• GIVEN TASK: Reproduce the lines verbatim, starting at the line containing "histogram-bar [176,882,184,890]" and ending at the line containing "classify-legend: original data".

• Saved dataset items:
* START *
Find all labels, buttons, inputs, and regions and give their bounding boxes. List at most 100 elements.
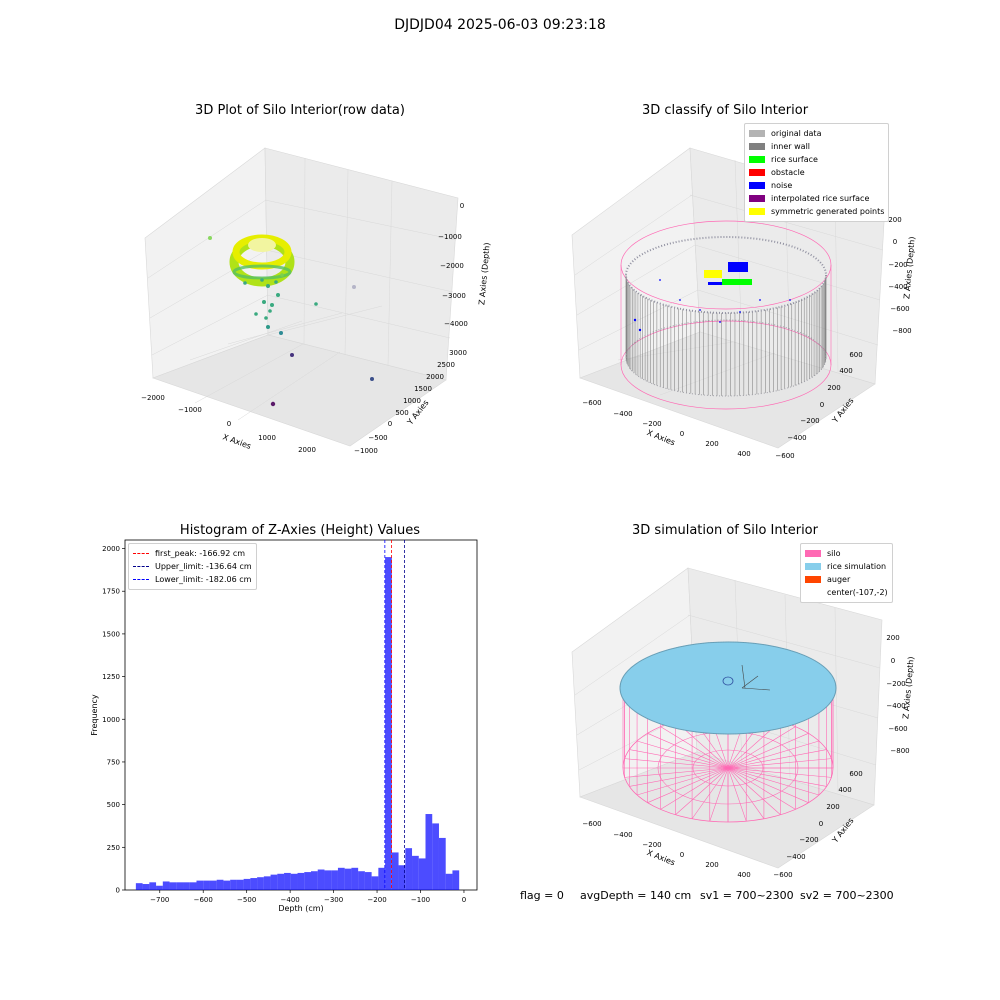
histogram-bar [176,882,184,890]
histogram-y-tick-label: 1500 [102,630,120,638]
svg-text:−200: −200 [888,261,907,269]
svg-text:400: 400 [737,871,750,879]
classify-legend: original data inner wall rice surface obsta… [744,123,890,222]
raw-3d-plot: −2000 −1000 0 1000 2000 0 −1000 −2000 −3000 −4… [141,147,492,455]
svg-text:−400: −400 [613,831,632,839]
histogram-bar [284,872,291,890]
svg-text:400: 400 [737,450,750,458]
histogram-x-tick-label: −700 [150,896,169,904]
histogram-y-tick-label: 1250 [102,673,120,681]
legend-label: silo [827,549,841,558]
histogram-bar [223,880,231,890]
histogram-bar [250,878,258,890]
classify-plot-title: 3D classify of Silo Interior [641,103,809,118]
svg-text:200: 200 [705,861,718,869]
avg-depth-text: avgDepth = 140 cm [580,889,692,902]
histogram-bar [337,867,345,890]
legend-label: Upper_limit: -136.64 cm [155,562,252,571]
histogram-bar [452,870,460,890]
sv1-text: sv1 = 700~2300 [700,889,794,902]
svg-text:0: 0 [680,851,684,859]
svg-text:−600: −600 [775,452,794,460]
svg-text:−400: −400 [787,434,806,442]
svg-text:−200: −200 [642,841,661,849]
raw-x-label: X Axies [221,432,252,451]
histogram-bars [135,557,460,890]
legend-swatch [805,563,821,570]
histogram-bar [162,881,170,890]
legend-swatch [749,208,765,215]
histogram-bar [418,858,426,890]
legend-entry: noise [749,179,884,192]
simulation-x-label: X Axies [646,848,677,867]
histogram-bar [149,882,157,890]
histogram-x-tick-label: −400 [281,896,300,904]
svg-text:600: 600 [849,351,862,359]
histogram-y-label: Frequency [90,694,99,736]
histogram-y-tick-label: 750 [107,758,120,766]
svg-text:−4000: −4000 [444,320,468,328]
histogram-bar [135,883,143,890]
legend-entry: center(-107,-2) [805,586,888,599]
svg-text:−200: −200 [886,680,905,688]
legend-swatch [133,566,149,567]
svg-text:500: 500 [395,409,408,417]
svg-text:−600: −600 [890,305,909,313]
histogram-bar [270,874,278,890]
svg-text:0: 0 [388,420,392,428]
histogram-bar [243,878,251,890]
histogram-bar [310,871,318,890]
svg-text:0: 0 [819,820,823,828]
svg-text:−500: −500 [368,434,387,442]
svg-text:−800: −800 [892,327,911,335]
histogram-bar [169,882,177,890]
histogram-bar [398,865,406,890]
histogram-bar [358,871,365,890]
legend-label: noise [771,181,793,190]
histogram-x-ticks: −700 −600 −500 −400 −300 −200 −100 0 [150,890,466,904]
svg-text:2000: 2000 [426,373,444,381]
legend-entry: obstacle [749,166,884,179]
simulation-legend: silo rice simulation auger center(-107,-2) [800,543,893,603]
histogram-bar [189,882,197,890]
histogram-bar [445,873,453,890]
histogram-bar [351,867,359,890]
histogram-bar [156,885,163,890]
svg-text:−400: −400 [613,410,632,418]
legend-entry: symmetric generated points [749,205,884,218]
legend-label: auger [827,575,851,584]
svg-text:0: 0 [891,657,895,665]
histogram-x-label: Depth (cm) [278,904,323,913]
svg-text:−2000: −2000 [440,262,464,270]
legend-label: center(-107,-2) [827,588,888,597]
histogram-y-ticks: 0 250 500 750 1000 1250 1500 1750 2000 [102,545,125,895]
histogram-y-tick-label: 0 [116,887,120,895]
histogram-bar [385,557,392,890]
svg-text:−600: −600 [582,399,601,407]
svg-text:1000: 1000 [403,397,421,405]
svg-text:2000: 2000 [298,446,316,454]
histogram-bar [344,868,352,890]
legend-entry: first_peak: -166.92 cm [133,547,252,560]
histogram-bar [203,880,210,890]
legend-label: symmetric generated points [771,207,885,216]
legend-swatch [749,130,765,137]
svg-text:0: 0 [893,238,897,246]
legend-label: rice simulation [827,562,887,571]
svg-text:0: 0 [680,430,684,438]
histogram-bar [425,814,433,890]
legend-entry: auger [805,573,888,586]
legend-label: interpolated rice surface [771,194,870,203]
legend-label: original data [771,129,822,138]
svg-text:200: 200 [888,216,901,224]
legend-swatch [749,156,765,163]
svg-text:−3000: −3000 [442,292,466,300]
histogram-bar [297,872,305,890]
svg-text:200: 200 [826,803,839,811]
legend-entry: interpolated rice surface [749,192,884,205]
histogram-bar [304,872,311,890]
svg-text:−800: −800 [890,747,909,755]
legend-entry: original data [749,127,884,140]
* END *
• RESULT OF THIS EXERCISE:
histogram-bar [176,882,184,890]
histogram-y-tick-label: 1500 [102,630,120,638]
svg-text:−200: −200 [888,261,907,269]
svg-text:400: 400 [737,871,750,879]
classify-legend: original data inner wall rice surface obsta… [744,123,890,222]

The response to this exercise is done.